## TASK INSTRUCTIONS
Leave the pictures out and transcribe every record exactly.
◆ ◆ ◆ ◆
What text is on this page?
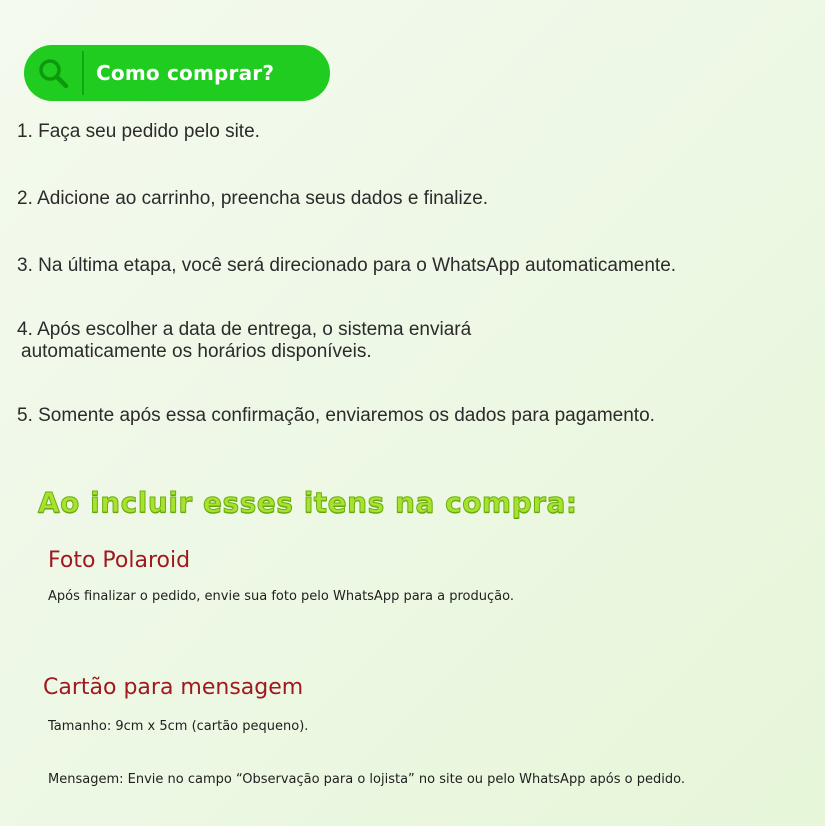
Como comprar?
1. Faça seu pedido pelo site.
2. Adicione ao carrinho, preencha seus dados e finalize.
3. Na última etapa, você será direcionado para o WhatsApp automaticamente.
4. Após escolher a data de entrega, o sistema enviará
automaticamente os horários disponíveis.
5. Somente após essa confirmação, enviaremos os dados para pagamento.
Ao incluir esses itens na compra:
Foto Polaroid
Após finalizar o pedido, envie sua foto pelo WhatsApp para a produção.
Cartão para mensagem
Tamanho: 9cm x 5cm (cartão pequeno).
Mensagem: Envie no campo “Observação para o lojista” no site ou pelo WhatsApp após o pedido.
◆ ◆ ◆ ◆
## THE REPLY
What text is on this page?
Como comprar?
1. Faça seu pedido pelo site.
2. Adicione ao carrinho, preencha seus dados e finalize.
3. Na última etapa, você será direcionado para o WhatsApp automaticamente.
4. Após escolher a data de entrega, o sistema enviará
automaticamente os horários disponíveis.
5. Somente após essa confirmação, enviaremos os dados para pagamento.
Ao incluir esses itens na compra:
Foto Polaroid
Após finalizar o pedido, envie sua foto pelo WhatsApp para a produção.
Cartão para mensagem
Tamanho: 9cm x 5cm (cartão pequeno).
Mensagem: Envie no campo “Observação para o lojista” no site ou pelo WhatsApp após o pedido.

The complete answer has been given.